→ **Provided information**:

_ _ _ _ _ _ _

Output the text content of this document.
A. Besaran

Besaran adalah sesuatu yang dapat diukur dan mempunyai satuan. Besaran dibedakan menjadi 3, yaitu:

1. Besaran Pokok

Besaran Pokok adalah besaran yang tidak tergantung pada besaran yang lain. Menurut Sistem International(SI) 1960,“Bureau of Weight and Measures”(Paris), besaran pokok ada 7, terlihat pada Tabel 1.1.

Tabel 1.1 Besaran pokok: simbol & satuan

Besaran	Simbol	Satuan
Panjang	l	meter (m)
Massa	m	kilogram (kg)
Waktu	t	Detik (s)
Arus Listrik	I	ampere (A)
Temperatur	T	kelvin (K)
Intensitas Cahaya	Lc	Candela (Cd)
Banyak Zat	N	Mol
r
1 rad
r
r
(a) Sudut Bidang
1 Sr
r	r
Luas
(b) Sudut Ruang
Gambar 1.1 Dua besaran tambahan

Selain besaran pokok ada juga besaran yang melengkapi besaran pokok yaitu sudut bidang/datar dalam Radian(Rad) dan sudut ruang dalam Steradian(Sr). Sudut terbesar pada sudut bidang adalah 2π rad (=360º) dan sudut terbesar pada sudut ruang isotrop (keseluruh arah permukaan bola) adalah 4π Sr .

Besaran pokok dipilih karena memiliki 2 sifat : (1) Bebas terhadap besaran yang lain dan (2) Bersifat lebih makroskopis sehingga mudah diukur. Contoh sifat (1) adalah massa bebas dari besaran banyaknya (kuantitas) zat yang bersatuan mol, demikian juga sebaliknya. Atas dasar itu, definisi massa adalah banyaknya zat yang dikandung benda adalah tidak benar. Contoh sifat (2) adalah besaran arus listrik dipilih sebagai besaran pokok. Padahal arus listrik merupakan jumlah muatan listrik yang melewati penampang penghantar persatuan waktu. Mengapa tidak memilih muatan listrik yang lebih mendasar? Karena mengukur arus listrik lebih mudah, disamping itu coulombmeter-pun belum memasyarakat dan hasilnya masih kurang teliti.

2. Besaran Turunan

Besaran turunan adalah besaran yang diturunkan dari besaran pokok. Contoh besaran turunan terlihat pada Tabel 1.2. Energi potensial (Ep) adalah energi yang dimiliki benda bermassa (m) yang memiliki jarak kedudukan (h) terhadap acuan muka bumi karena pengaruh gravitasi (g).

_ _ _ _ _ _ _

→ **Objective**:
What is needed here is an exact reproduction of all the entries.

→ **Result of the task**:
Output the text content of this document.
A. Besaran

Besaran adalah sesuatu yang dapat diukur dan mempunyai satuan. Besaran dibedakan menjadi 3, yaitu:

1. Besaran Pokok

Besaran Pokok adalah besaran yang tidak tergantung pada besaran yang lain. Menurut Sistem International(SI) 1960,“Bureau of Weight and Measures”(Paris), besaran pokok ada 7, terlihat pada Tabel 1.1.

Tabel 1.1 Besaran pokok: simbol & satuan

Besaran	Simbol	Satuan
Panjang	l	meter (m)
Massa	m	kilogram (kg)
Waktu	t	Detik (s)
Arus Listrik	I	ampere (A)
Temperatur	T	kelvin (K)
Intensitas Cahaya	Lc	Candela (Cd)
Banyak Zat	N	Mol
r
1 rad
r
r
(a) Sudut Bidang
1 Sr
r	r
Luas
(b) Sudut Ruang
Gambar 1.1 Dua besaran tambahan

Selain besaran pokok ada juga besaran yang melengkapi besaran pokok yaitu sudut bidang/datar dalam Radian(Rad) dan sudut ruang dalam Steradian(Sr). Sudut terbesar pada sudut bidang adalah 2π rad (=360º) dan sudut terbesar pada sudut ruang isotrop (keseluruh arah permukaan bola) adalah 4π Sr .

Besaran pokok dipilih karena memiliki 2 sifat : (1) Bebas terhadap besaran yang lain dan (2) Bersifat lebih makroskopis sehingga mudah diukur. Contoh sifat (1) adalah massa bebas dari besaran banyaknya (kuantitas) zat yang bersatuan mol, demikian juga sebaliknya. Atas dasar itu, definisi massa adalah banyaknya zat yang dikandung benda adalah tidak benar. Contoh sifat (2) adalah besaran arus listrik dipilih sebagai besaran pokok. Padahal arus listrik merupakan jumlah muatan listrik yang melewati penampang penghantar persatuan waktu. Mengapa tidak memilih muatan listrik yang lebih mendasar? Karena mengukur arus listrik lebih mudah, disamping itu coulombmeter-pun belum memasyarakat dan hasilnya masih kurang teliti.

2. Besaran Turunan

Besaran turunan adalah besaran yang diturunkan dari besaran pokok. Contoh besaran turunan terlihat pada Tabel 1.2. Energi potensial (Ep) adalah energi yang dimiliki benda bermassa (m) yang memiliki jarak kedudukan (h) terhadap acuan muka bumi karena pengaruh gravitasi (g).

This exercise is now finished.